Transcribe the material below exactly as it appears.

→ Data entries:
┏━━

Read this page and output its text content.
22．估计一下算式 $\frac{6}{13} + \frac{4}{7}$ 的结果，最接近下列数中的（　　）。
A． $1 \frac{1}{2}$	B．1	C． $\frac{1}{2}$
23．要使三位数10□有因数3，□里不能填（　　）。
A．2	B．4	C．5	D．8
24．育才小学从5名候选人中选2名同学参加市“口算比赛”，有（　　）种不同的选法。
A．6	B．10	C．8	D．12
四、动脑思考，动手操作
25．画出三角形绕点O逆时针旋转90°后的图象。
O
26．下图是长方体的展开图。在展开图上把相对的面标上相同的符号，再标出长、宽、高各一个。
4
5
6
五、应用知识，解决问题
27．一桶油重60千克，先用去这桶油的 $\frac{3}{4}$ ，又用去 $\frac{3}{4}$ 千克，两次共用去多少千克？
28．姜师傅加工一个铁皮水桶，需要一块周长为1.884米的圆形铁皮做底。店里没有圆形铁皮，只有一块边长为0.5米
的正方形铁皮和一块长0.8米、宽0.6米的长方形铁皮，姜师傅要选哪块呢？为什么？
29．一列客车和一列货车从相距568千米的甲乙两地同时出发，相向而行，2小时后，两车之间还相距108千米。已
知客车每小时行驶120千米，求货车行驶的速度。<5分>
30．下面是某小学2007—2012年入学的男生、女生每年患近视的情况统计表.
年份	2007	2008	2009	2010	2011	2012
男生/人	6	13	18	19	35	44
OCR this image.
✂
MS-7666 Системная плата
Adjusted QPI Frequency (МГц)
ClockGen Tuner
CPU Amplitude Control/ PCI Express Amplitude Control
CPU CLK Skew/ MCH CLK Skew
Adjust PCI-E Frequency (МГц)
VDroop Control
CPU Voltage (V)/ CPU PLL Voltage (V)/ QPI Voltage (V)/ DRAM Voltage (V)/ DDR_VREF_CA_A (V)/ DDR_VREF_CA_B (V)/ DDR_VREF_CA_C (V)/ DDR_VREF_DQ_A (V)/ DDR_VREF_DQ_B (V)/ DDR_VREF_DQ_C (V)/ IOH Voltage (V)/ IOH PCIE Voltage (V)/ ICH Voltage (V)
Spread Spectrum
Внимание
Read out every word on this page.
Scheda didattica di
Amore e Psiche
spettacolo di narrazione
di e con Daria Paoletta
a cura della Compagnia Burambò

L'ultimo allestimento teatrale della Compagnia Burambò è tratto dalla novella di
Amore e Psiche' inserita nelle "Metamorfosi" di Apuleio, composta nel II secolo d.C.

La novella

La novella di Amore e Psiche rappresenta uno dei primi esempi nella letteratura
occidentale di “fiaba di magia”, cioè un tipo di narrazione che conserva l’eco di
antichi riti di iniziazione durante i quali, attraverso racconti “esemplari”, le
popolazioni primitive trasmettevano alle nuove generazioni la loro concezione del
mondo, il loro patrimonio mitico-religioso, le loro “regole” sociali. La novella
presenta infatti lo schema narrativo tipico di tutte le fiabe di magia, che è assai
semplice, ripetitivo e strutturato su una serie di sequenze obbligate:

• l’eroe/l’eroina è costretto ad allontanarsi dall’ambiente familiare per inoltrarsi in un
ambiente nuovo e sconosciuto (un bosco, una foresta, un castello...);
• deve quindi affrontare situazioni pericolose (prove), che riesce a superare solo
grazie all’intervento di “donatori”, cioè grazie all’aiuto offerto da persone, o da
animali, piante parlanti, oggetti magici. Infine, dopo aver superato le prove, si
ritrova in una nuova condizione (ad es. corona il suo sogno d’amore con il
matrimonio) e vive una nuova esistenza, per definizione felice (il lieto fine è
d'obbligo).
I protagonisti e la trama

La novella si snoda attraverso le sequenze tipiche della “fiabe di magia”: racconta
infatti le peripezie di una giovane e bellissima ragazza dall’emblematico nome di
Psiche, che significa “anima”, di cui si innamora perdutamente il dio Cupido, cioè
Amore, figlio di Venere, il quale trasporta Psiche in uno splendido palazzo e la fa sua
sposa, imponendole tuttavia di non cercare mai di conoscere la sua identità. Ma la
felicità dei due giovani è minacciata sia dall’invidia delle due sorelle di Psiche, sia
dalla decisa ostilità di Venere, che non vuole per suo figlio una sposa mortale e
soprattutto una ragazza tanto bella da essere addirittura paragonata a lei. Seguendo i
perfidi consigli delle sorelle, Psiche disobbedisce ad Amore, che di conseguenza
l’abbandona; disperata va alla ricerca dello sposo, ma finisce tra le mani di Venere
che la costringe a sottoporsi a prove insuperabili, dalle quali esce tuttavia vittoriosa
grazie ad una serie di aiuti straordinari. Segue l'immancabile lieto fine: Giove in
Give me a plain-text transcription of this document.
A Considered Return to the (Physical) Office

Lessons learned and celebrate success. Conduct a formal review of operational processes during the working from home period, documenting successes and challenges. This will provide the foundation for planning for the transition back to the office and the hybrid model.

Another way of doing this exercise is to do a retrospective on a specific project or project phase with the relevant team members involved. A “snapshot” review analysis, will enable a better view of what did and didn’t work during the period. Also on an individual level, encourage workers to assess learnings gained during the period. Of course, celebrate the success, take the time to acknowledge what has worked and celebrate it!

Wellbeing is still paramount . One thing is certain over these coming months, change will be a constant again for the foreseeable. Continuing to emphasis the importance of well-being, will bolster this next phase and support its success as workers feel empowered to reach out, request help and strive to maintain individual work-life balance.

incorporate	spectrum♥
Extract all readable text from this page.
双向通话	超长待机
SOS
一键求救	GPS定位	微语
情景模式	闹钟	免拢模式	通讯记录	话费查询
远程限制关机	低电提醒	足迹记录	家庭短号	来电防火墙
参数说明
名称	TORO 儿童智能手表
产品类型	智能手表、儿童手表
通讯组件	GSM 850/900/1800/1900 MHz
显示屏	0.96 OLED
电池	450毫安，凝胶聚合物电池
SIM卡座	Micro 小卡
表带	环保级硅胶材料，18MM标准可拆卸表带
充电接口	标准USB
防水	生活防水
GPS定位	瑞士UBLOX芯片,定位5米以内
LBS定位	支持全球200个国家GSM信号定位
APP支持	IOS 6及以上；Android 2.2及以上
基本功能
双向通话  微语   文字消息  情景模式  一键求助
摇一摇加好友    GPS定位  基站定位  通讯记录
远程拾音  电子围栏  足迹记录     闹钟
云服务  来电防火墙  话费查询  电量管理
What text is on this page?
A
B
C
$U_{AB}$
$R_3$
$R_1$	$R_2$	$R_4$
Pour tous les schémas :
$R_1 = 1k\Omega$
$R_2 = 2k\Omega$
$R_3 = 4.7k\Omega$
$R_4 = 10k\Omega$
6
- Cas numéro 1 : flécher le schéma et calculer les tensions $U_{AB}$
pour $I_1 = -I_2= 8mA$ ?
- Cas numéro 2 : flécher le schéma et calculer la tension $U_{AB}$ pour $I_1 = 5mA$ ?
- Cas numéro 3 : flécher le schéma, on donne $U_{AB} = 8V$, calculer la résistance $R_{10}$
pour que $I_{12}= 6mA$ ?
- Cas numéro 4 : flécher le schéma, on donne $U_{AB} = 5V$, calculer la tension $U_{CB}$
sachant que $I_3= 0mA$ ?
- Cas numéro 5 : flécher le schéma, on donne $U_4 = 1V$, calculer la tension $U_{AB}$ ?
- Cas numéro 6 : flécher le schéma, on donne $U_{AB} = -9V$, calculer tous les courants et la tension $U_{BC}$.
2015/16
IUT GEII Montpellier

┗━━

→ Task solution:
Read this page and output its text content.
22．估计一下算式 $\frac{6}{13} + \frac{4}{7}$ 的结果，最接近下列数中的（　　）。
A． $1 \frac{1}{2}$	B．1	C． $\frac{1}{2}$
23．要使三位数10□有因数3，□里不能填（　　）。
A．2	B．4	C．5	D．8
24．育才小学从5名候选人中选2名同学参加市“口算比赛”，有（　　）种不同的选法。
A．6	B．10	C．8	D．12
四、动脑思考，动手操作
25．画出三角形绕点O逆时针旋转90°后的图象。
O
26．下图是长方体的展开图。在展开图上把相对的面标上相同的符号，再标出长、宽、高各一个。
4
5
6
五、应用知识，解决问题
27．一桶油重60千克，先用去这桶油的 $\frac{3}{4}$ ，又用去 $\frac{3}{4}$ 千克，两次共用去多少千克？
28．姜师傅加工一个铁皮水桶，需要一块周长为1.884米的圆形铁皮做底。店里没有圆形铁皮，只有一块边长为0.5米
的正方形铁皮和一块长0.8米、宽0.6米的长方形铁皮，姜师傅要选哪块呢？为什么？
29．一列客车和一列货车从相距568千米的甲乙两地同时出发，相向而行，2小时后，两车之间还相距108千米。已
知客车每小时行驶120千米，求货车行驶的速度。<5分>
30．下面是某小学2007—2012年入学的男生、女生每年患近视的情况统计表.
年份	2007	2008	2009	2010	2011	2012
男生/人	6	13	18	19	35	44
OCR this image.
✂
MS-7666 Системная плата
Adjusted QPI Frequency (МГц)
ClockGen Tuner
CPU Amplitude Control/ PCI Express Amplitude Control
CPU CLK Skew/ MCH CLK Skew
Adjust PCI-E Frequency (МГц)
VDroop Control
CPU Voltage (V)/ CPU PLL Voltage (V)/ QPI Voltage (V)/ DRAM Voltage (V)/ DDR_VREF_CA_A (V)/ DDR_VREF_CA_B (V)/ DDR_VREF_CA_C (V)/ DDR_VREF_DQ_A (V)/ DDR_VREF_DQ_B (V)/ DDR_VREF_DQ_C (V)/ IOH Voltage (V)/ IOH PCIE Voltage (V)/ ICH Voltage (V)
Spread Spectrum
Внимание
Read out every word on this page.
Scheda didattica di
Amore e Psiche
spettacolo di narrazione
di e con Daria Paoletta
a cura della Compagnia Burambò

L'ultimo allestimento teatrale della Compagnia Burambò è tratto dalla novella di
Amore e Psiche' inserita nelle "Metamorfosi" di Apuleio, composta nel II secolo d.C.

La novella

La novella di Amore e Psiche rappresenta uno dei primi esempi nella letteratura
occidentale di “fiaba di magia”, cioè un tipo di narrazione che conserva l’eco di
antichi riti di iniziazione durante i quali, attraverso racconti “esemplari”, le
popolazioni primitive trasmettevano alle nuove generazioni la loro concezione del
mondo, il loro patrimonio mitico-religioso, le loro “regole” sociali. La novella
presenta infatti lo schema narrativo tipico di tutte le fiabe di magia, che è assai
semplice, ripetitivo e strutturato su una serie di sequenze obbligate:

• l’eroe/l’eroina è costretto ad allontanarsi dall’ambiente familiare per inoltrarsi in un
ambiente nuovo e sconosciuto (un bosco, una foresta, un castello...);
• deve quindi affrontare situazioni pericolose (prove), che riesce a superare solo
grazie all’intervento di “donatori”, cioè grazie all’aiuto offerto da persone, o da
animali, piante parlanti, oggetti magici. Infine, dopo aver superato le prove, si
ritrova in una nuova condizione (ad es. corona il suo sogno d’amore con il
matrimonio) e vive una nuova esistenza, per definizione felice (il lieto fine è
d'obbligo).
I protagonisti e la trama

La novella si snoda attraverso le sequenze tipiche della “fiabe di magia”: racconta
infatti le peripezie di una giovane e bellissima ragazza dall’emblematico nome di
Psiche, che significa “anima”, di cui si innamora perdutamente il dio Cupido, cioè
Amore, figlio di Venere, il quale trasporta Psiche in uno splendido palazzo e la fa sua
sposa, imponendole tuttavia di non cercare mai di conoscere la sua identità. Ma la
felicità dei due giovani è minacciata sia dall’invidia delle due sorelle di Psiche, sia
dalla decisa ostilità di Venere, che non vuole per suo figlio una sposa mortale e
soprattutto una ragazza tanto bella da essere addirittura paragonata a lei. Seguendo i
perfidi consigli delle sorelle, Psiche disobbedisce ad Amore, che di conseguenza
l’abbandona; disperata va alla ricerca dello sposo, ma finisce tra le mani di Venere
che la costringe a sottoporsi a prove insuperabili, dalle quali esce tuttavia vittoriosa
grazie ad una serie di aiuti straordinari. Segue l'immancabile lieto fine: Giove in
Give me a plain-text transcription of this document.
A Considered Return to the (Physical) Office

Lessons learned and celebrate success. Conduct a formal review of operational processes during the working from home period, documenting successes and challenges. This will provide the foundation for planning for the transition back to the office and the hybrid model.

Another way of doing this exercise is to do a retrospective on a specific project or project phase with the relevant team members involved. A “snapshot” review analysis, will enable a better view of what did and didn’t work during the period. Also on an individual level, encourage workers to assess learnings gained during the period. Of course, celebrate the success, take the time to acknowledge what has worked and celebrate it!

Wellbeing is still paramount . One thing is certain over these coming months, change will be a constant again for the foreseeable. Continuing to emphasis the importance of well-being, will bolster this next phase and support its success as workers feel empowered to reach out, request help and strive to maintain individual work-life balance.

incorporate	spectrum♥
Extract all readable text from this page.
双向通话	超长待机
SOS
一键求救	GPS定位	微语
情景模式	闹钟	免拢模式	通讯记录	话费查询
远程限制关机	低电提醒	足迹记录	家庭短号	来电防火墙
参数说明
名称	TORO 儿童智能手表
产品类型	智能手表、儿童手表
通讯组件	GSM 850/900/1800/1900 MHz
显示屏	0.96 OLED
电池	450毫安，凝胶聚合物电池
SIM卡座	Micro 小卡
表带	环保级硅胶材料，18MM标准可拆卸表带
充电接口	标准USB
防水	生活防水
GPS定位	瑞士UBLOX芯片,定位5米以内
LBS定位	支持全球200个国家GSM信号定位
APP支持	IOS 6及以上；Android 2.2及以上
基本功能
双向通话  微语   文字消息  情景模式  一键求助
摇一摇加好友    GPS定位  基站定位  通讯记录
远程拾音  电子围栏  足迹记录     闹钟
云服务  来电防火墙  话费查询  电量管理
What text is on this page?
A
B
C
$U_{AB}$
$R_3$
$R_1$	$R_2$	$R_4$
Pour tous les schémas :
$R_1 = 1k\Omega$
$R_2 = 2k\Omega$
$R_3 = 4.7k\Omega$
$R_4 = 10k\Omega$
6
- Cas numéro 1 : flécher le schéma et calculer les tensions $U_{AB}$
pour $I_1 = -I_2= 8mA$ ?
- Cas numéro 2 : flécher le schéma et calculer la tension $U_{AB}$ pour $I_1 = 5mA$ ?
- Cas numéro 3 : flécher le schéma, on donne $U_{AB} = 8V$, calculer la résistance $R_{10}$
pour que $I_{12}= 6mA$ ?
- Cas numéro 4 : flécher le schéma, on donne $U_{AB} = 5V$, calculer la tension $U_{CB}$
sachant que $I_3= 0mA$ ?
- Cas numéro 5 : flécher le schéma, on donne $U_4 = 1V$, calculer la tension $U_{AB}$ ?
- Cas numéro 6 : flécher le schéma, on donne $U_{AB} = -9V$, calculer tous les courants et la tension $U_{BC}$.
2015/16
IUT GEII Montpellier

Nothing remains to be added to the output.